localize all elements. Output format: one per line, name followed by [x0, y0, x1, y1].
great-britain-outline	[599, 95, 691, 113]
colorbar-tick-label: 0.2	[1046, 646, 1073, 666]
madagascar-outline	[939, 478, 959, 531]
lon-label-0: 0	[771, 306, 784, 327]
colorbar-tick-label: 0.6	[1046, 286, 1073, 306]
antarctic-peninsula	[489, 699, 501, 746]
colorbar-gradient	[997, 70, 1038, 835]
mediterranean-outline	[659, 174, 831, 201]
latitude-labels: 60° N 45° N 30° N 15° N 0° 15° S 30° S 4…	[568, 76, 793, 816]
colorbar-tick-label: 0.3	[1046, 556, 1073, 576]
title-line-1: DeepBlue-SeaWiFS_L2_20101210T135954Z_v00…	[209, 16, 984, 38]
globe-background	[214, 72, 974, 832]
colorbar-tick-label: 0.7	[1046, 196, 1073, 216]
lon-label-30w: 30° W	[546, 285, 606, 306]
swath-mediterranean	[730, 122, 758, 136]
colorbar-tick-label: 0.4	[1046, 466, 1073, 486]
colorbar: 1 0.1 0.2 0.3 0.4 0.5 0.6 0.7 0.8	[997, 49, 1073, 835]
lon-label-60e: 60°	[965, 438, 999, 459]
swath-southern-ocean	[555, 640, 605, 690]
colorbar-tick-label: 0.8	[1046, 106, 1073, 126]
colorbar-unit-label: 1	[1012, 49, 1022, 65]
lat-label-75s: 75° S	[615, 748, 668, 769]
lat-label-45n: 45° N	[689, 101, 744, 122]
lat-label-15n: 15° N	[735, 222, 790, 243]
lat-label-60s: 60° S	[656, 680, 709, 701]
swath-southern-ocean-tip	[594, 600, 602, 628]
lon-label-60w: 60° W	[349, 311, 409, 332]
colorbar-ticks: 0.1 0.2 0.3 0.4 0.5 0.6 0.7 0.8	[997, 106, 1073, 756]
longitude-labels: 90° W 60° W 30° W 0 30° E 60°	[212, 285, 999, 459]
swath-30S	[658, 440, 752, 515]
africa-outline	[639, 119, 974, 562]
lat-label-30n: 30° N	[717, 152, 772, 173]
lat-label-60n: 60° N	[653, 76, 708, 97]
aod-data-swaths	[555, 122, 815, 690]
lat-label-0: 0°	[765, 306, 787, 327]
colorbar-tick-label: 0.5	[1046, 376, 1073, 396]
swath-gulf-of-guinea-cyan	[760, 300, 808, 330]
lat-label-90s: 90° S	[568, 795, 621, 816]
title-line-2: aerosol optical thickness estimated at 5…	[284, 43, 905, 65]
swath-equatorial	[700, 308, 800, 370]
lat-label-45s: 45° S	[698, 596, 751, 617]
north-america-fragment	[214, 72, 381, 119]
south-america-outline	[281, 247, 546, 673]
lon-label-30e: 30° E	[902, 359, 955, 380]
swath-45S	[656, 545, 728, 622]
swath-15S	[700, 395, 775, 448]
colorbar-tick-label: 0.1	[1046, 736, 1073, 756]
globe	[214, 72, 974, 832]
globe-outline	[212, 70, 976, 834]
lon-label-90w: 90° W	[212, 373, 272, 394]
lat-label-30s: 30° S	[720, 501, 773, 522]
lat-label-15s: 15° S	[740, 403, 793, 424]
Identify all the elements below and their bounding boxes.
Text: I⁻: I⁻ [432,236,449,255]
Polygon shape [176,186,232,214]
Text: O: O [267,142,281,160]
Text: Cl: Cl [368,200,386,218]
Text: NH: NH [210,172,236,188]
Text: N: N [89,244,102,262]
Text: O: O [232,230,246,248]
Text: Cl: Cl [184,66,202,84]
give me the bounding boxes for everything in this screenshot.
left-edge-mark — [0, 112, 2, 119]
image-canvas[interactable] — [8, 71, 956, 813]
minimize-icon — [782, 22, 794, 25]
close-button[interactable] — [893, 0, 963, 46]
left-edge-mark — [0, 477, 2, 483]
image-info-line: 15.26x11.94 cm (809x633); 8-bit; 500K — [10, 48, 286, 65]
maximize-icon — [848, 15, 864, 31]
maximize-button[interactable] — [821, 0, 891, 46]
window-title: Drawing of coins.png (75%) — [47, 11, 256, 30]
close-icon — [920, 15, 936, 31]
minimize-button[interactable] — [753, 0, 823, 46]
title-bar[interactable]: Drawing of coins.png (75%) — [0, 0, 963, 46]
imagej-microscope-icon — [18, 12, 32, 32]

* * * * * * *

WORK TO DO:
Rewrite all of the records with each occurrence of "colorbar-tick-label" changed to "scale-tick-label", leaving everything else as it is.

EXPECTED ANSWER:
localize all elements. Output format: one per line, name followed by [x0, y0, x1, y1].
great-britain-outline	[599, 95, 691, 113]
scale-tick-label: 0.2	[1046, 646, 1073, 666]
madagascar-outline	[939, 478, 959, 531]
lon-label-0: 0	[771, 306, 784, 327]
scale-tick-label: 0.6	[1046, 286, 1073, 306]
antarctic-peninsula	[489, 699, 501, 746]
colorbar-gradient	[997, 70, 1038, 835]
mediterranean-outline	[659, 174, 831, 201]
latitude-labels: 60° N 45° N 30° N 15° N 0° 15° S 30° S 4…	[568, 76, 793, 816]
scale-tick-label: 0.3	[1046, 556, 1073, 576]
title-line-1: DeepBlue-SeaWiFS_L2_20101210T135954Z_v00…	[209, 16, 984, 38]
globe-background	[214, 72, 974, 832]
scale-tick-label: 0.7	[1046, 196, 1073, 216]
lon-label-30w: 30° W	[546, 285, 606, 306]
swath-mediterranean	[730, 122, 758, 136]
scale-tick-label: 0.4	[1046, 466, 1073, 486]
colorbar: 1 0.1 0.2 0.3 0.4 0.5 0.6 0.7 0.8	[997, 49, 1073, 835]
lon-label-60e: 60°	[965, 438, 999, 459]
swath-southern-ocean	[555, 640, 605, 690]
scale-tick-label: 0.8	[1046, 106, 1073, 126]
colorbar-unit-label: 1	[1012, 49, 1022, 65]
lat-label-75s: 75° S	[615, 748, 668, 769]
lat-label-45n: 45° N	[689, 101, 744, 122]
lat-label-15n: 15° N	[735, 222, 790, 243]
lat-label-60s: 60° S	[656, 680, 709, 701]
swath-southern-ocean-tip	[594, 600, 602, 628]
lon-label-60w: 60° W	[349, 311, 409, 332]
colorbar-ticks: 0.1 0.2 0.3 0.4 0.5 0.6 0.7 0.8	[997, 106, 1073, 756]
longitude-labels: 90° W 60° W 30° W 0 30° E 60°	[212, 285, 999, 459]
swath-30S	[658, 440, 752, 515]
africa-outline	[639, 119, 974, 562]
lat-label-30n: 30° N	[717, 152, 772, 173]
lat-label-60n: 60° N	[653, 76, 708, 97]
aod-data-swaths	[555, 122, 815, 690]
lat-label-0: 0°	[765, 306, 787, 327]
scale-tick-label: 0.5	[1046, 376, 1073, 396]
swath-gulf-of-guinea-cyan	[760, 300, 808, 330]
lat-label-90s: 90° S	[568, 795, 621, 816]
title-line-2: aerosol optical thickness estimated at 5…	[284, 43, 905, 65]
swath-equatorial	[700, 308, 800, 370]
lat-label-45s: 45° S	[698, 596, 751, 617]
north-america-fragment	[214, 72, 381, 119]
south-america-outline	[281, 247, 546, 673]
lon-label-30e: 30° E	[902, 359, 955, 380]
swath-45S	[656, 545, 728, 622]
swath-15S	[700, 395, 775, 448]
scale-tick-label: 0.1	[1046, 736, 1073, 756]
globe	[214, 72, 974, 832]
globe-outline	[212, 70, 976, 834]
lon-label-90w: 90° W	[212, 373, 272, 394]
lat-label-30s: 30° S	[720, 501, 773, 522]
lat-label-15s: 15° S	[740, 403, 793, 424]
Identify all the elements below and their bounding boxes.
Text: I⁻: I⁻ [432,236,449,255]
Polygon shape [176,186,232,214]
Text: O: O [267,142,281,160]
Text: Cl: Cl [368,200,386,218]
Text: NH: NH [210,172,236,188]
Text: N: N [89,244,102,262]
Text: O: O [232,230,246,248]
Text: Cl: Cl [184,66,202,84]
give me the bounding boxes for everything in this screenshot.
left-edge-mark — [0, 112, 2, 119]
image-canvas[interactable] — [8, 71, 956, 813]
minimize-icon — [782, 22, 794, 25]
close-button[interactable] — [893, 0, 963, 46]
left-edge-mark — [0, 477, 2, 483]
image-info-line: 15.26x11.94 cm (809x633); 8-bit; 500K — [10, 48, 286, 65]
maximize-icon — [848, 15, 864, 31]
maximize-button[interactable] — [821, 0, 891, 46]
window-title: Drawing of coins.png (75%) — [47, 11, 256, 30]
close-icon — [920, 15, 936, 31]
minimize-button[interactable] — [753, 0, 823, 46]
title-bar[interactable]: Drawing of coins.png (75%) — [0, 0, 963, 46]
imagej-microscope-icon — [18, 12, 32, 32]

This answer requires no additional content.